DIRECTION
Scan the listing below. Report each line that includes "structure".

++++++++++

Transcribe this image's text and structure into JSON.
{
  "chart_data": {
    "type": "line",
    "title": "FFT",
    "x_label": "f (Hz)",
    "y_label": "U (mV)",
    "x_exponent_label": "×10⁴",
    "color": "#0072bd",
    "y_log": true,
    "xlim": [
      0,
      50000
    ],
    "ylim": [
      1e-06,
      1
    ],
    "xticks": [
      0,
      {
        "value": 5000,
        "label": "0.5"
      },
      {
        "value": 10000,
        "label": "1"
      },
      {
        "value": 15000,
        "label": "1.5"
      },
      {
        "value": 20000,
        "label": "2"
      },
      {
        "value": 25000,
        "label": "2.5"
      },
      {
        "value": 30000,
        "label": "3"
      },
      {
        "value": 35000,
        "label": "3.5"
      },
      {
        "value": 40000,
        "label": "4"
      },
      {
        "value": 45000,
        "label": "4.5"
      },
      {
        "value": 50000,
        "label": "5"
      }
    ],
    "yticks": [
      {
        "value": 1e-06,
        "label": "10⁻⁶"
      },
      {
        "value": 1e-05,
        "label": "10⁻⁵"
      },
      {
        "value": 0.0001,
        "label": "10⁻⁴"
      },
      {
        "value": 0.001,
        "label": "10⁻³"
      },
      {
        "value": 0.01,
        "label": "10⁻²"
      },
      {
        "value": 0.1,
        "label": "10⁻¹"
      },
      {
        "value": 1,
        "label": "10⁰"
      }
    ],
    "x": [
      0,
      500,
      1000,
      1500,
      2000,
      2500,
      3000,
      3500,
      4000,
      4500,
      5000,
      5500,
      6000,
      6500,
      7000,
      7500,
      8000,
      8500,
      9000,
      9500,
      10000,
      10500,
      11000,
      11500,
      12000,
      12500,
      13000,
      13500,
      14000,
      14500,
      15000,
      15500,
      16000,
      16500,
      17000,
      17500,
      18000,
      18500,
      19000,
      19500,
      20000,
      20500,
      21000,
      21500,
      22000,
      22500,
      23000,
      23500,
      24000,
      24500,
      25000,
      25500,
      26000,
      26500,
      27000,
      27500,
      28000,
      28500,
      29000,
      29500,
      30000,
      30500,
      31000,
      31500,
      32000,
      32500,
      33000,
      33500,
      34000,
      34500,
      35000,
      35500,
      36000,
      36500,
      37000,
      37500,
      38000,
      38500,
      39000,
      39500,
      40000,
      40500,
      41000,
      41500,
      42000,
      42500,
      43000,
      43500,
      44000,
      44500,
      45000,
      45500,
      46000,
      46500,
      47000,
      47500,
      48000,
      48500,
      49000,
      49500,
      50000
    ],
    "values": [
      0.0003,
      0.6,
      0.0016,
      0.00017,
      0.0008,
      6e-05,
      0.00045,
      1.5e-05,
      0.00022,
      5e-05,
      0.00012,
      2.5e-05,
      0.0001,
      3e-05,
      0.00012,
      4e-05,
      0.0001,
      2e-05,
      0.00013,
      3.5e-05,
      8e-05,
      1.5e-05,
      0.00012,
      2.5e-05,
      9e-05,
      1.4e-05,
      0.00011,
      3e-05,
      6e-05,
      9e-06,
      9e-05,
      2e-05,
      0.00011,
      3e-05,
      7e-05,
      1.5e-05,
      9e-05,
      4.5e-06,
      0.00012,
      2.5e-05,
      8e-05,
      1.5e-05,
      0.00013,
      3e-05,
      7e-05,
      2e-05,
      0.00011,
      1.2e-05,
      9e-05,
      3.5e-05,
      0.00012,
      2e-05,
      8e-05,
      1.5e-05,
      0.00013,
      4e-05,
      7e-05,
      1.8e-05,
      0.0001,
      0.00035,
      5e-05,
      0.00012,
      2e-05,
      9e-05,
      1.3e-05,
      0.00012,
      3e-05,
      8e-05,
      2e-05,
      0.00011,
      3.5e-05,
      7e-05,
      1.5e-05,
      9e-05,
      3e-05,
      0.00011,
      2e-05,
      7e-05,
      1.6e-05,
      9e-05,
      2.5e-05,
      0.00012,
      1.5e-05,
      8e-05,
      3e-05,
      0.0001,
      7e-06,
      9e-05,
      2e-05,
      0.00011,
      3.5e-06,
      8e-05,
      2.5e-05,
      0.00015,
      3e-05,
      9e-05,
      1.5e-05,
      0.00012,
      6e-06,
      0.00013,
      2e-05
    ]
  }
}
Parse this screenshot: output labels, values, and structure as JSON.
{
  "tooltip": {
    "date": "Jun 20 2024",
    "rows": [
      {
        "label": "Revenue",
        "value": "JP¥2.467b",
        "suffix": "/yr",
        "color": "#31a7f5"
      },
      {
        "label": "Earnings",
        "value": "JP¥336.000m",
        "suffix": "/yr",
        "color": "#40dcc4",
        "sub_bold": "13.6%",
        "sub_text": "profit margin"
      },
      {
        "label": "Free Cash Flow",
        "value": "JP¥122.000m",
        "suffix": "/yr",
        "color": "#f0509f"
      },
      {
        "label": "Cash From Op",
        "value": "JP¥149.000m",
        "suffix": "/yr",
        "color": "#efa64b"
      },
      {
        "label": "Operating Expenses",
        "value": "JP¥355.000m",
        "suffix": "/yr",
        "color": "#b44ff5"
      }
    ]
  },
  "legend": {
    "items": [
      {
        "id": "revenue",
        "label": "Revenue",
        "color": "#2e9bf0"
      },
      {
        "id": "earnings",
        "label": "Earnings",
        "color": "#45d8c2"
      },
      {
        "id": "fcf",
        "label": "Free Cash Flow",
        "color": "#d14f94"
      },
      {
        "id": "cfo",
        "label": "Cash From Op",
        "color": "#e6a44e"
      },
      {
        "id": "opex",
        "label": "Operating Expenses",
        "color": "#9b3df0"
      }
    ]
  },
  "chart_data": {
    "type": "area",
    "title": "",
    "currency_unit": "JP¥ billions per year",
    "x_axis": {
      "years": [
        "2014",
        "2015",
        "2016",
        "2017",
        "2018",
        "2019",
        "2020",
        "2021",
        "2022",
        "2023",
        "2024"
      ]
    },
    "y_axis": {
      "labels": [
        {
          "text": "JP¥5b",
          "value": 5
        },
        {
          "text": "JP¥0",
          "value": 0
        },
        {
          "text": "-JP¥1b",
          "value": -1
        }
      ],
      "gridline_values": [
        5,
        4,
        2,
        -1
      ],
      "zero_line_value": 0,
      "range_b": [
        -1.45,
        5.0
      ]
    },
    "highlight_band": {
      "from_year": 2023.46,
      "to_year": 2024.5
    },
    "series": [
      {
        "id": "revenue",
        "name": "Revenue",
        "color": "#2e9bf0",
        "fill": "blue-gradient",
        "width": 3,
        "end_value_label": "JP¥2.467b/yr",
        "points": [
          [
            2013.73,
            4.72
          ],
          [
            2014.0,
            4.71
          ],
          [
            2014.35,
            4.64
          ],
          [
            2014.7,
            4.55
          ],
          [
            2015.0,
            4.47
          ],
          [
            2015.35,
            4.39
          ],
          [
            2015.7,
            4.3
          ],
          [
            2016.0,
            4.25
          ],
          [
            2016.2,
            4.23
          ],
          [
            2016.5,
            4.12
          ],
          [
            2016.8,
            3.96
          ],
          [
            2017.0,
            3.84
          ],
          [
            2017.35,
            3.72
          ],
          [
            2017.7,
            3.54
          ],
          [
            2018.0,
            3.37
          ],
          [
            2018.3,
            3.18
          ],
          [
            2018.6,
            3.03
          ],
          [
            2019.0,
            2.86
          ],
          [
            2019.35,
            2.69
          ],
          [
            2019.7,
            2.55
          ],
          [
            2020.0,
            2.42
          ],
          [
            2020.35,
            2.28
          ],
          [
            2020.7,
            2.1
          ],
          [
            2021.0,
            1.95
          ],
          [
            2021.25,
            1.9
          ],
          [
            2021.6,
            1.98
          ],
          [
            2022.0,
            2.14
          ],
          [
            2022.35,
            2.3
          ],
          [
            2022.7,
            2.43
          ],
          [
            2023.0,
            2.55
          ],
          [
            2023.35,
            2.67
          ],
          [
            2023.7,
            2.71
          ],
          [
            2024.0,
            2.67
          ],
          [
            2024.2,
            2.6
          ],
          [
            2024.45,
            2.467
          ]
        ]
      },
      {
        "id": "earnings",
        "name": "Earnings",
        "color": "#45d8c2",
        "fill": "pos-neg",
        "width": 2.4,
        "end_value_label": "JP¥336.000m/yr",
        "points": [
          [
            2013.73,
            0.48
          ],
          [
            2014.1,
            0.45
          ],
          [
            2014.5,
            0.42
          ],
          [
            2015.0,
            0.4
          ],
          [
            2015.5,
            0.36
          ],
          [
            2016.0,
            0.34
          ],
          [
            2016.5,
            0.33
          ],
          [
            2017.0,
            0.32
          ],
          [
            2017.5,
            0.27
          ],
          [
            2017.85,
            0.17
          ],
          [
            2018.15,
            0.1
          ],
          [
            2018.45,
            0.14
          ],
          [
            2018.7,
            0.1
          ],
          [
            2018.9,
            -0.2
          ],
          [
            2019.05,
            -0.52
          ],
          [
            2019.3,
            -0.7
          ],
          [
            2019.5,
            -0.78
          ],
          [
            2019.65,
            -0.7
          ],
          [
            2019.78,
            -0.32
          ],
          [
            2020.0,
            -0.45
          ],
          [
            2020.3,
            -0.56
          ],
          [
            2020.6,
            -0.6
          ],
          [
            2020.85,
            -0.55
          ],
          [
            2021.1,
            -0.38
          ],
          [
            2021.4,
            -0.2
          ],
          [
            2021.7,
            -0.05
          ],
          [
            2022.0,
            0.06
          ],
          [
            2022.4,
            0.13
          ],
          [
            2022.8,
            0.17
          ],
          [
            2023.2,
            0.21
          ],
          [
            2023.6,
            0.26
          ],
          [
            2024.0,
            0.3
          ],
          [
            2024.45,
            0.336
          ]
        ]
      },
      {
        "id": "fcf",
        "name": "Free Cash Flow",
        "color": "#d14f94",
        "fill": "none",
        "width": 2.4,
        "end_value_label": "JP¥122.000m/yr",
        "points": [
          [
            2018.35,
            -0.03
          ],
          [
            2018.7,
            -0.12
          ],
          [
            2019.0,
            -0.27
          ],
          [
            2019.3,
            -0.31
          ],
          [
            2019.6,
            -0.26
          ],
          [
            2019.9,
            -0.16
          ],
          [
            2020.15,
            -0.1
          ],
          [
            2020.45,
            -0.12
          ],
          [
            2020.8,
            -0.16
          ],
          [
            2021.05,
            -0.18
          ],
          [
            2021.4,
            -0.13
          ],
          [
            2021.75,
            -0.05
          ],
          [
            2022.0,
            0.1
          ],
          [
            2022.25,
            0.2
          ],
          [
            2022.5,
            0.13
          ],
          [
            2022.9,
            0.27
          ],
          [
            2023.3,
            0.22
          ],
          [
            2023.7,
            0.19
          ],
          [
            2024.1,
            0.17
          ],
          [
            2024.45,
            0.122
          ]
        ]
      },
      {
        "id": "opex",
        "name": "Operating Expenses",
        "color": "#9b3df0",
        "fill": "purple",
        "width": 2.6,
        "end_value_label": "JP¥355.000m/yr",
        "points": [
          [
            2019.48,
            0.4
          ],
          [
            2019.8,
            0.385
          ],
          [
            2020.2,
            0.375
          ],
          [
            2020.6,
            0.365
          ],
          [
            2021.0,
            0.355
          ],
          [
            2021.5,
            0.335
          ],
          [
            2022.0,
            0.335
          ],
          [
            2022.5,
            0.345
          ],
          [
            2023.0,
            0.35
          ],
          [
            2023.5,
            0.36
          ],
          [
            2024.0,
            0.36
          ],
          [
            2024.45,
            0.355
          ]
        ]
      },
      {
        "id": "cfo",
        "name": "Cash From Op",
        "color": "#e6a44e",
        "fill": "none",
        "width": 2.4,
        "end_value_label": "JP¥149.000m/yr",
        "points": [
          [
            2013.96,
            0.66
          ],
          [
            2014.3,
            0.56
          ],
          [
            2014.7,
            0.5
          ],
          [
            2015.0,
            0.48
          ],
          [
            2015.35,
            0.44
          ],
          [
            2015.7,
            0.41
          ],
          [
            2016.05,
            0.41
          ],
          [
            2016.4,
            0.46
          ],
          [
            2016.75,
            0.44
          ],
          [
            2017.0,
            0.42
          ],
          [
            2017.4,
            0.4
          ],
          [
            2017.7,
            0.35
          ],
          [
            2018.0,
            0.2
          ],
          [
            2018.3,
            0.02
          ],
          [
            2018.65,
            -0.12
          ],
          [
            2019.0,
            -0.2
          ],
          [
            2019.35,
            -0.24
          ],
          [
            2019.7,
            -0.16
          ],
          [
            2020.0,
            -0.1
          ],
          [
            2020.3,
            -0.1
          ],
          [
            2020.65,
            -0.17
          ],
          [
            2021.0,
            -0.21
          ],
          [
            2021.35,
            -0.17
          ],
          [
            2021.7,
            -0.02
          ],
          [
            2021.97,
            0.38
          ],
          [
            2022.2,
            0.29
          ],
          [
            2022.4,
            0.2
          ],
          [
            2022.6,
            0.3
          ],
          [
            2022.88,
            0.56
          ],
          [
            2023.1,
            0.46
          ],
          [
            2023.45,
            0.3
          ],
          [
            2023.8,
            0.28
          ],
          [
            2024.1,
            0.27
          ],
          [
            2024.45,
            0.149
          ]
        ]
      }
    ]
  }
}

++++++++++

OUTPUT FOR THIS TASK
Transcribe this image's text and structure into JSON.
Parse this screenshot: output labels, values, and structure as JSON.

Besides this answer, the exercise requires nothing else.